Requirement: Below is a listing to transcribe in full and exactly; keep the pictures out.

[Data records]
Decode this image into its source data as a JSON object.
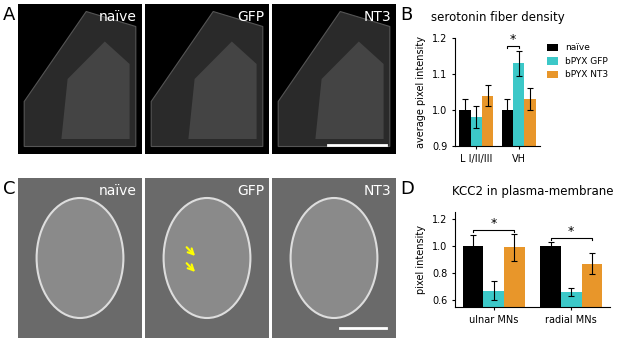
{
  "chart_data": [
    {
      "panel": "B",
      "type": "bar",
      "title": "serotonin fiber density",
      "y_label": "average pixel intensity",
      "categories": [
        "L I/II/III",
        "VH"
      ],
      "series": [
        {
          "name": "naïve",
          "color": "#000000",
          "values": [
            1.0,
            1.0
          ],
          "errors": [
            0.03,
            0.03
          ]
        },
        {
          "name": "bPYX GFP",
          "color": "#3cc8c8",
          "values": [
            0.98,
            1.13
          ],
          "errors": [
            0.03,
            0.035
          ]
        },
        {
          "name": "bPYX NT3",
          "color": "#e8962a",
          "values": [
            1.04,
            1.03
          ],
          "errors": [
            0.03,
            0.03
          ]
        }
      ],
      "ylim": [
        0.9,
        1.2
      ],
      "yticks": [
        0.9,
        {
          "value": 1.0,
          "label": "1.0"
        },
        1.1,
        1.2
      ],
      "legend": "upper left",
      "significance": [
        {
          "category": "VH",
          "from": "naïve",
          "to": "bPYX GFP",
          "text": "*"
        }
      ]
    },
    {
      "panel": "D",
      "type": "bar",
      "title": "KCC2 in plasma-membrane",
      "y_label": "pixel intensity",
      "categories": [
        "ulnar MNs",
        "radial MNs"
      ],
      "series": [
        {
          "name": "naïve",
          "color": "#000000",
          "values": [
            1.0,
            1.0
          ],
          "errors": [
            0.08,
            0.03
          ]
        },
        {
          "name": "bPYX GFP",
          "color": "#3cc8c8",
          "values": [
            0.67,
            0.66
          ],
          "errors": [
            0.07,
            0.03
          ]
        },
        {
          "name": "bPYX NT3",
          "color": "#e8962a",
          "values": [
            0.99,
            0.87
          ],
          "errors": [
            0.1,
            0.08
          ]
        }
      ],
      "ylim": [
        0.55,
        1.25
      ],
      "yticks": [
        0.6,
        0.8,
        {
          "value": 1.0,
          "label": "1.0"
        },
        1.2
      ],
      "significance": [
        {
          "category": "ulnar MNs",
          "from": "naïve",
          "to": "bPYX NT3",
          "text": "*"
        },
        {
          "category": "radial MNs",
          "from": "naïve",
          "to": "bPYX NT3",
          "text": "*"
        }
      ]
    }
  ],
  "image_panels": [
    {
      "panel": "A",
      "labels": [
        "naïve",
        "GFP",
        "NT3"
      ]
    },
    {
      "panel": "C",
      "labels": [
        "naïve",
        "GFP",
        "NT3"
      ]
    }
  ]
}
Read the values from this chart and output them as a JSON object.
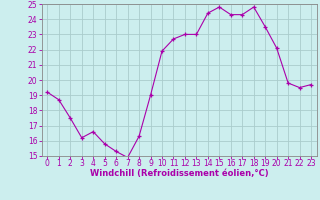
{
  "x": [
    0,
    1,
    2,
    3,
    4,
    5,
    6,
    7,
    8,
    9,
    10,
    11,
    12,
    13,
    14,
    15,
    16,
    17,
    18,
    19,
    20,
    21,
    22,
    23
  ],
  "y": [
    19.2,
    18.7,
    17.5,
    16.2,
    16.6,
    15.8,
    15.3,
    14.9,
    16.3,
    19.0,
    21.9,
    22.7,
    23.0,
    23.0,
    24.4,
    24.8,
    24.3,
    24.3,
    24.8,
    23.5,
    22.1,
    19.8,
    19.5,
    19.7
  ],
  "line_color": "#aa00aa",
  "marker": "+",
  "bg_color": "#cceeee",
  "grid_color": "#aacccc",
  "xlabel": "Windchill (Refroidissement éolien,°C)",
  "xlabel_color": "#aa00aa",
  "tick_color": "#aa00aa",
  "ylim": [
    15,
    25
  ],
  "xlim": [
    -0.5,
    23.5
  ],
  "yticks": [
    15,
    16,
    17,
    18,
    19,
    20,
    21,
    22,
    23,
    24,
    25
  ],
  "xticks": [
    0,
    1,
    2,
    3,
    4,
    5,
    6,
    7,
    8,
    9,
    10,
    11,
    12,
    13,
    14,
    15,
    16,
    17,
    18,
    19,
    20,
    21,
    22,
    23
  ],
  "axis_color": "#888888",
  "tick_fontsize": 5.5,
  "xlabel_fontsize": 6.0
}
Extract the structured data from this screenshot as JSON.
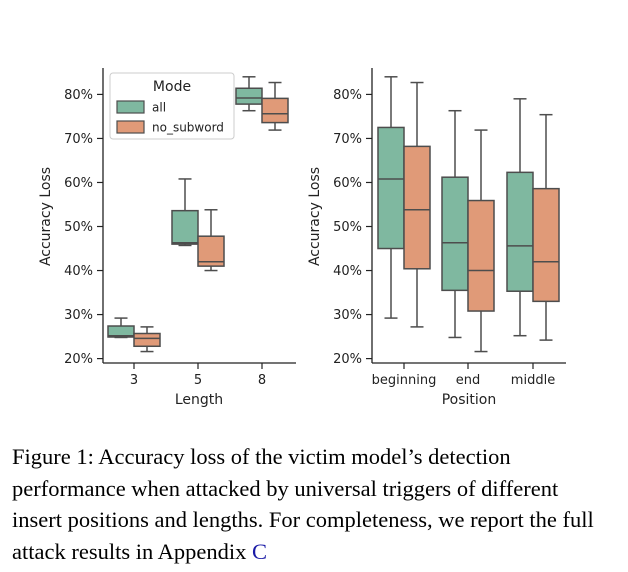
{
  "chart_data": [
    {
      "type": "box",
      "xlabel": "Length",
      "ylabel": "Accuracy Loss",
      "ylim": [
        19,
        86
      ],
      "yticks": [
        "20%",
        "30%",
        "40%",
        "50%",
        "60%",
        "70%",
        "80%"
      ],
      "categories": [
        "3",
        "5",
        "8"
      ],
      "legend": {
        "title": "Mode",
        "position": "top-left",
        "entries": [
          "all",
          "no_subword"
        ]
      },
      "series": [
        {
          "name": "all",
          "color": "#7fb8a0",
          "boxes": [
            {
              "min": 24.8,
              "q1": 24.9,
              "median": 25.2,
              "q3": 27.4,
              "max": 29.2
            },
            {
              "min": 45.7,
              "q1": 46.0,
              "median": 46.3,
              "q3": 53.6,
              "max": 60.8
            },
            {
              "min": 76.3,
              "q1": 77.8,
              "median": 79.2,
              "q3": 81.4,
              "max": 84.0
            }
          ]
        },
        {
          "name": "no_subword",
          "color": "#e09a78",
          "boxes": [
            {
              "min": 21.6,
              "q1": 22.8,
              "median": 24.6,
              "q3": 25.7,
              "max": 27.2
            },
            {
              "min": 40.0,
              "q1": 41.0,
              "median": 42.0,
              "q3": 47.8,
              "max": 53.8
            },
            {
              "min": 71.9,
              "q1": 73.6,
              "median": 75.6,
              "q3": 79.1,
              "max": 82.7
            }
          ]
        }
      ]
    },
    {
      "type": "box",
      "xlabel": "Position",
      "ylabel": "Accuracy Loss",
      "ylim": [
        19,
        86
      ],
      "yticks": [
        "20%",
        "30%",
        "40%",
        "50%",
        "60%",
        "70%",
        "80%"
      ],
      "categories": [
        "beginning",
        "end",
        "middle"
      ],
      "series": [
        {
          "name": "all",
          "color": "#7fb8a0",
          "boxes": [
            {
              "min": 29.2,
              "q1": 45.0,
              "median": 60.8,
              "q3": 72.5,
              "max": 84.0
            },
            {
              "min": 24.8,
              "q1": 35.5,
              "median": 46.3,
              "q3": 61.2,
              "max": 76.3
            },
            {
              "min": 25.2,
              "q1": 35.3,
              "median": 45.6,
              "q3": 62.3,
              "max": 79.0
            }
          ]
        },
        {
          "name": "no_subword",
          "color": "#e09a78",
          "boxes": [
            {
              "min": 27.2,
              "q1": 40.4,
              "median": 53.8,
              "q3": 68.2,
              "max": 82.7
            },
            {
              "min": 21.6,
              "q1": 30.8,
              "median": 40.0,
              "q3": 55.9,
              "max": 71.9
            },
            {
              "min": 24.2,
              "q1": 33.0,
              "median": 42.0,
              "q3": 58.6,
              "max": 75.4
            }
          ]
        }
      ]
    }
  ],
  "caption": {
    "text": "Figure 1: Accuracy loss of the victim model’s detection performance when attacked by universal triggers of different insert positions and lengths.  For completeness, we report the full attack results in Appendix ",
    "ref": "C"
  }
}
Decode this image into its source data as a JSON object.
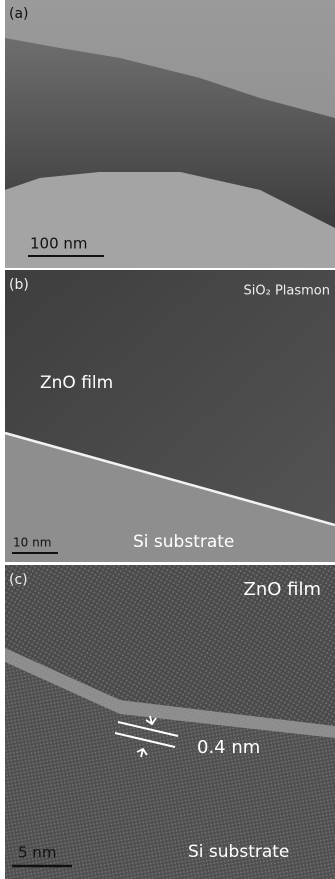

Right answer:
Decode this image into its source data as a JSON object.
{
  "chart_data": [
    {
      "panel": "B",
      "type": "bar",
      "title": "serotonin fiber density",
      "y_label": "average pixel intensity",
      "categories": [
        "L I/II/III",
        "VH"
      ],
      "series": [
        {
          "name": "naïve",
          "color": "#000000",
          "values": [
            1.0,
            1.0
          ],
          "errors": [
            0.03,
            0.03
          ]
        },
        {
          "name": "bPYX GFP",
          "color": "#3cc8c8",
          "values": [
            0.98,
            1.13
          ],
          "errors": [
            0.03,
            0.035
          ]
        },
        {
          "name": "bPYX NT3",
          "color": "#e8962a",
          "values": [
            1.04,
            1.03
          ],
          "errors": [
            0.03,
            0.03
          ]
        }
      ],
      "ylim": [
        0.9,
        1.2
      ],
      "yticks": [
        0.9,
        {
          "value": 1.0,
          "label": "1.0"
        },
        1.1,
        1.2
      ],
      "legend": "upper left",
      "significance": [
        {
          "category": "VH",
          "from": "naïve",
          "to": "bPYX GFP",
          "text": "*"
        }
      ]
    },
    {
      "panel": "D",
      "type": "bar",
      "title": "KCC2 in plasma-membrane",
      "y_label": "pixel intensity",
      "categories": [
        "ulnar MNs",
        "radial MNs"
      ],
      "series": [
        {
          "name": "naïve",
          "color": "#000000",
          "values": [
            1.0,
            1.0
          ],
          "errors": [
            0.08,
            0.03
          ]
        },
        {
          "name": "bPYX GFP",
          "color": "#3cc8c8",
          "values": [
            0.67,
            0.66
          ],
          "errors": [
            0.07,
            0.03
          ]
        },
        {
          "name": "bPYX NT3",
          "color": "#e8962a",
          "values": [
            0.99,
            0.87
          ],
          "errors": [
            0.1,
            0.08
          ]
        }
      ],
      "ylim": [
        0.55,
        1.25
      ],
      "yticks": [
        0.6,
        0.8,
        {
          "value": 1.0,
          "label": "1.0"
        },
        1.2
      ],
      "significance": [
        {
          "category": "ulnar MNs",
          "from": "naïve",
          "to": "bPYX NT3",
          "text": "*"
        },
        {
          "category": "radial MNs",
          "from": "naïve",
          "to": "bPYX NT3",
          "text": "*"
        }
      ]
    }
  ],
  "image_panels": [
    {
      "panel": "A",
      "labels": [
        "naïve",
        "GFP",
        "NT3"
      ]
    },
    {
      "panel": "C",
      "labels": [
        "naïve",
        "GFP",
        "NT3"
      ]
    }
  ]
}
Read the values from this chart and output them as a JSON object.
{
  "x": [
    0,
    1,
    2,
    3,
    4,
    5,
    6,
    7,
    8,
    9,
    10,
    11,
    12,
    13,
    14,
    15,
    16,
    17,
    18,
    19,
    20,
    21,
    22,
    23
  ],
  "y": [
    19.2,
    18.7,
    17.5,
    16.2,
    16.6,
    15.8,
    15.3,
    14.9,
    16.3,
    19.0,
    21.9,
    22.7,
    23.0,
    23.0,
    24.4,
    24.8,
    24.3,
    24.3,
    24.8,
    23.5,
    22.1,
    19.8,
    19.5,
    19.7
  ],
  "line_color": "#aa00aa",
  "marker": "+",
  "bg_color": "#cceeee",
  "grid_color": "#aacccc",
  "xlabel": "Windchill (Refroidissement éolien,°C)",
  "xlabel_color": "#aa00aa",
  "tick_color": "#aa00aa",
  "ylim": [
    15,
    25
  ],
  "xlim": [
    -0.5,
    23.5
  ],
  "yticks": [
    15,
    16,
    17,
    18,
    19,
    20,
    21,
    22,
    23,
    24,
    25
  ],
  "xticks": [
    0,
    1,
    2,
    3,
    4,
    5,
    6,
    7,
    8,
    9,
    10,
    11,
    12,
    13,
    14,
    15,
    16,
    17,
    18,
    19,
    20,
    21,
    22,
    23
  ],
  "axis_color": "#888888",
  "tick_fontsize": 5.5,
  "xlabel_fontsize": 6.0
}
Extract the structured data from this screenshot as JSON.
{
  "chart_data": [
    {
      "type": "box",
      "xlabel": "Length",
      "ylabel": "Accuracy Loss",
      "ylim": [
        19,
        86
      ],
      "yticks": [
        "20%",
        "30%",
        "40%",
        "50%",
        "60%",
        "70%",
        "80%"
      ],
      "categories": [
        "3",
        "5",
        "8"
      ],
      "legend": {
        "title": "Mode",
        "position": "top-left",
        "entries": [
          "all",
          "no_subword"
        ]
      },
      "series": [
        {
          "name": "all",
          "color": "#7fb8a0",
          "boxes": [
            {
              "min": 24.8,
              "q1": 24.9,
              "median": 25.2,
              "q3": 27.4,
              "max": 29.2
            },
            {
              "min": 45.7,
              "q1": 46.0,
              "median": 46.3,
              "q3": 53.6,
              "max": 60.8
            },
            {
              "min": 76.3,
              "q1": 77.8,
              "median": 79.2,
              "q3": 81.4,
              "max": 84.0
            }
          ]
        },
        {
          "name": "no_subword",
          "color": "#e09a78",
          "boxes": [
            {
              "min": 21.6,
              "q1": 22.8,
              "median": 24.6,
              "q3": 25.7,
              "max": 27.2
            },
            {
              "min": 40.0,
              "q1": 41.0,
              "median": 42.0,
              "q3": 47.8,
              "max": 53.8
            },
            {
              "min": 71.9,
              "q1": 73.6,
              "median": 75.6,
              "q3": 79.1,
              "max": 82.7
            }
          ]
        }
      ]
    },
    {
      "type": "box",
      "xlabel": "Position",
      "ylabel": "Accuracy Loss",
      "ylim": [
        19,
        86
      ],
      "yticks": [
        "20%",
        "30%",
        "40%",
        "50%",
        "60%",
        "70%",
        "80%"
      ],
      "categories": [
        "beginning",
        "end",
        "middle"
      ],
      "series": [
        {
          "name": "all",
          "color": "#7fb8a0",
          "boxes": [
            {
              "min": 29.2,
              "q1": 45.0,
              "median": 60.8,
              "q3": 72.5,
              "max": 84.0
            },
            {
              "min": 24.8,
              "q1": 35.5,
              "median": 46.3,
              "q3": 61.2,
              "max": 76.3
            },
            {
              "min": 25.2,
              "q1": 35.3,
              "median": 45.6,
              "q3": 62.3,
              "max": 79.0
            }
          ]
        },
        {
          "name": "no_subword",
          "color": "#e09a78",
          "boxes": [
            {
              "min": 27.2,
              "q1": 40.4,
              "median": 53.8,
              "q3": 68.2,
              "max": 82.7
            },
            {
              "min": 21.6,
              "q1": 30.8,
              "median": 40.0,
              "q3": 55.9,
              "max": 71.9
            },
            {
              "min": 24.2,
              "q1": 33.0,
              "median": 42.0,
              "q3": 58.6,
              "max": 75.4
            }
          ]
        }
      ]
    }
  ],
  "caption": {
    "text": "Figure 1: Accuracy loss of the victim model’s detection performance when attacked by universal triggers of different insert positions and lengths.  For completeness, we report the full attack results in Appendix ",
    "ref": "C"
  }
}
Decode this image into its source data as a JSON object.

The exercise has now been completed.